TASK INPUTS »
○ ○ ○ ○ ○ ○ ○
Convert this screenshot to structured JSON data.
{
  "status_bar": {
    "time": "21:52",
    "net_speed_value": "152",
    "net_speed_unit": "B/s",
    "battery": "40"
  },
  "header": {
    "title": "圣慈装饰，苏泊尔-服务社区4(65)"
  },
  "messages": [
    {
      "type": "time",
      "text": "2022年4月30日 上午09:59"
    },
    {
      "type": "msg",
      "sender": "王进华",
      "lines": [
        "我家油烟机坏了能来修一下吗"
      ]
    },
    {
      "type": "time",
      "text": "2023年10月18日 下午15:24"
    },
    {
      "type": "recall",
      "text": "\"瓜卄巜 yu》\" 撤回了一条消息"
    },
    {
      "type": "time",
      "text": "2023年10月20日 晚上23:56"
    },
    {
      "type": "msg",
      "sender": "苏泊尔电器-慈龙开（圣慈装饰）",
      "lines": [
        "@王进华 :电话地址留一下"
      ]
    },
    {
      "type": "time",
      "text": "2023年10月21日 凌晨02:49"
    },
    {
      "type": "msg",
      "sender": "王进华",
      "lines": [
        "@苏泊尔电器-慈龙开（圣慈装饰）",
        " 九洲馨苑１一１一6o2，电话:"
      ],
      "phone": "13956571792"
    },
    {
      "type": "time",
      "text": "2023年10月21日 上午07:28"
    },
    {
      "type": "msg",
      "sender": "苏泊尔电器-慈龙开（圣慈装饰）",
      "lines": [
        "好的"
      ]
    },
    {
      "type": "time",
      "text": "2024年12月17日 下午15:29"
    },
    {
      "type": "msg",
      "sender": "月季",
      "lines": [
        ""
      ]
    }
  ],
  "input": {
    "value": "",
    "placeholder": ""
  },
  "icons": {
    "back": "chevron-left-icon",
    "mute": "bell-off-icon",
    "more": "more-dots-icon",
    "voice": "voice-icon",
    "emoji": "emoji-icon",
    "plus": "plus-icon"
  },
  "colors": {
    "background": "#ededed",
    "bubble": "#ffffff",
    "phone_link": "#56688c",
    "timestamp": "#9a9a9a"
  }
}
○ ○ ○ ○ ○ ○ ○
WHAT IS BEING ASKED » Print the listing above in its entirety, with every line exact.

SOLUTION TO THIS PROBLEM »
Convert this screenshot to structured JSON data.
{
  "status_bar": {
    "time": "21:52",
    "net_speed_value": "152",
    "net_speed_unit": "B/s",
    "battery": "40"
  },
  "header": {
    "title": "圣慈装饰，苏泊尔-服务社区4(65)"
  },
  "messages": [
    {
      "type": "time",
      "text": "2022年4月30日 上午09:59"
    },
    {
      "type": "msg",
      "sender": "王进华",
      "lines": [
        "我家油烟机坏了能来修一下吗"
      ]
    },
    {
      "type": "time",
      "text": "2023年10月18日 下午15:24"
    },
    {
      "type": "recall",
      "text": "\"瓜卄巜 yu》\" 撤回了一条消息"
    },
    {
      "type": "time",
      "text": "2023年10月20日 晚上23:56"
    },
    {
      "type": "msg",
      "sender": "苏泊尔电器-慈龙开（圣慈装饰）",
      "lines": [
        "@王进华 :电话地址留一下"
      ]
    },
    {
      "type": "time",
      "text": "2023年10月21日 凌晨02:49"
    },
    {
      "type": "msg",
      "sender": "王进华",
      "lines": [
        "@苏泊尔电器-慈龙开（圣慈装饰）",
        " 九洲馨苑１一１一6o2，电话:"
      ],
      "phone": "13956571792"
    },
    {
      "type": "time",
      "text": "2023年10月21日 上午07:28"
    },
    {
      "type": "msg",
      "sender": "苏泊尔电器-慈龙开（圣慈装饰）",
      "lines": [
        "好的"
      ]
    },
    {
      "type": "time",
      "text": "2024年12月17日 下午15:29"
    },
    {
      "type": "msg",
      "sender": "月季",
      "lines": [
        ""
      ]
    }
  ],
  "input": {
    "value": "",
    "placeholder": ""
  },
  "icons": {
    "back": "chevron-left-icon",
    "mute": "bell-off-icon",
    "more": "more-dots-icon",
    "voice": "voice-icon",
    "emoji": "emoji-icon",
    "plus": "plus-icon"
  },
  "colors": {
    "background": "#ededed",
    "bubble": "#ffffff",
    "phone_link": "#56688c",
    "timestamp": "#9a9a9a"
  }
}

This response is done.